***** Task input *****
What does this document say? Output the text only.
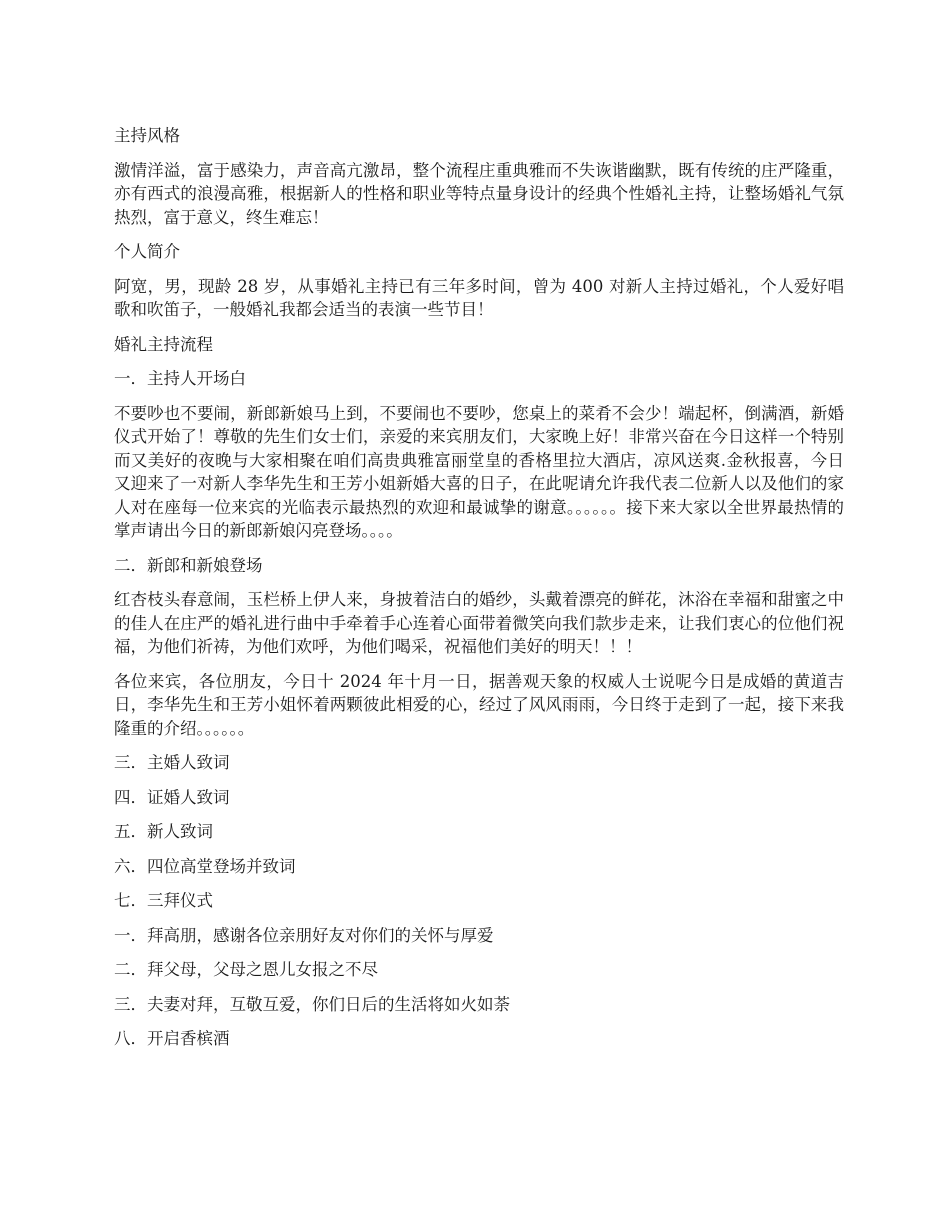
主持风格

激情洋溢，富于感染力，声音高亢激昂，整个流程庄重典雅而不失诙谐幽默，既有传统的庄严隆重，亦有西式的浪漫高雅，根据新人的性格和职业等特点量身设计的经典个性婚礼主持，让整场婚礼气氛热烈，富于意义，终生难忘！

个人简介

阿宽，男，现龄 28 岁，从事婚礼主持已有三年多时间，曾为 400 对新人主持过婚礼，个人爱好唱歌和吹笛子，一般婚礼我都会适当的表演一些节目！

婚礼主持流程

一．主持人开场白

不要吵也不要闹，新郎新娘马上到，不要闹也不要吵，您桌上的菜肴不会少！端起杯，倒满酒，新婚仪式开始了！尊敬的先生们女士们，亲爱的来宾朋友们，大家晚上好！非常兴奋在今日这样一个特别而又美好的夜晚与大家相聚在咱们高贵典雅富丽堂皇的香格里拉大酒店，凉风送爽.金秋报喜，今日又迎来了一对新人李华先生和王芳小姐新婚大喜的日子，在此呢请允许我代表二位新人以及他们的家人对在座每一位来宾的光临表示最热烈的欢迎和最诚挚的谢意。。。。。。接下来大家以全世界最热情的掌声请出今日的新郎新娘闪亮登场。。。。

二．新郎和新娘登场

红杏枝头春意闹，玉栏桥上伊人来，身披着洁白的婚纱，头戴着漂亮的鲜花，沐浴在幸福和甜蜜之中的佳人在庄严的婚礼进行曲中手牵着手心连着心面带着微笑向我们款步走来，让我们衷心的位他们祝福，为他们祈祷，为他们欢呼，为他们喝采，祝福他们美好的明天！！！

各位来宾，各位朋友，今日十 2024 年十月一日，据善观天象的权威人士说呢今日是成婚的黄道吉日，李华先生和王芳小姐怀着两颗彼此相爱的心，经过了风风雨雨，今日终于走到了一起，接下来我隆重的介绍。。。。。。

三．主婚人致词

四．证婚人致词

五．新人致词

六．四位高堂登场并致词

七．三拜仪式

一．拜高朋，感谢各位亲朋好友对你们的关怀与厚爱

二．拜父母，父母之恩儿女报之不尽

三．夫妻对拜，互敬互爱，你们日后的生活将如火如荼

八．开启香槟酒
*****
Set problem ▸ Transcribe every entry word for word, but omit the pictures.

Complete response ▸
What does this document say? Output the text only.
主持风格

激情洋溢，富于感染力，声音高亢激昂，整个流程庄重典雅而不失诙谐幽默，既有传统的庄严隆重，亦有西式的浪漫高雅，根据新人的性格和职业等特点量身设计的经典个性婚礼主持，让整场婚礼气氛热烈，富于意义，终生难忘！

个人简介

阿宽，男，现龄 28 岁，从事婚礼主持已有三年多时间，曾为 400 对新人主持过婚礼，个人爱好唱歌和吹笛子，一般婚礼我都会适当的表演一些节目！

婚礼主持流程

一．主持人开场白

不要吵也不要闹，新郎新娘马上到，不要闹也不要吵，您桌上的菜肴不会少！端起杯，倒满酒，新婚仪式开始了！尊敬的先生们女士们，亲爱的来宾朋友们，大家晚上好！非常兴奋在今日这样一个特别而又美好的夜晚与大家相聚在咱们高贵典雅富丽堂皇的香格里拉大酒店，凉风送爽.金秋报喜，今日又迎来了一对新人李华先生和王芳小姐新婚大喜的日子，在此呢请允许我代表二位新人以及他们的家人对在座每一位来宾的光临表示最热烈的欢迎和最诚挚的谢意。。。。。。接下来大家以全世界最热情的掌声请出今日的新郎新娘闪亮登场。。。。

二．新郎和新娘登场

红杏枝头春意闹，玉栏桥上伊人来，身披着洁白的婚纱，头戴着漂亮的鲜花，沐浴在幸福和甜蜜之中的佳人在庄严的婚礼进行曲中手牵着手心连着心面带着微笑向我们款步走来，让我们衷心的位他们祝福，为他们祈祷，为他们欢呼，为他们喝采，祝福他们美好的明天！！！

各位来宾，各位朋友，今日十 2024 年十月一日，据善观天象的权威人士说呢今日是成婚的黄道吉日，李华先生和王芳小姐怀着两颗彼此相爱的心，经过了风风雨雨，今日终于走到了一起，接下来我隆重的介绍。。。。。。

三．主婚人致词

四．证婚人致词

五．新人致词

六．四位高堂登场并致词

七．三拜仪式

一．拜高朋，感谢各位亲朋好友对你们的关怀与厚爱

二．拜父母，父母之恩儿女报之不尽

三．夫妻对拜，互敬互爱，你们日后的生活将如火如荼

八．开启香槟酒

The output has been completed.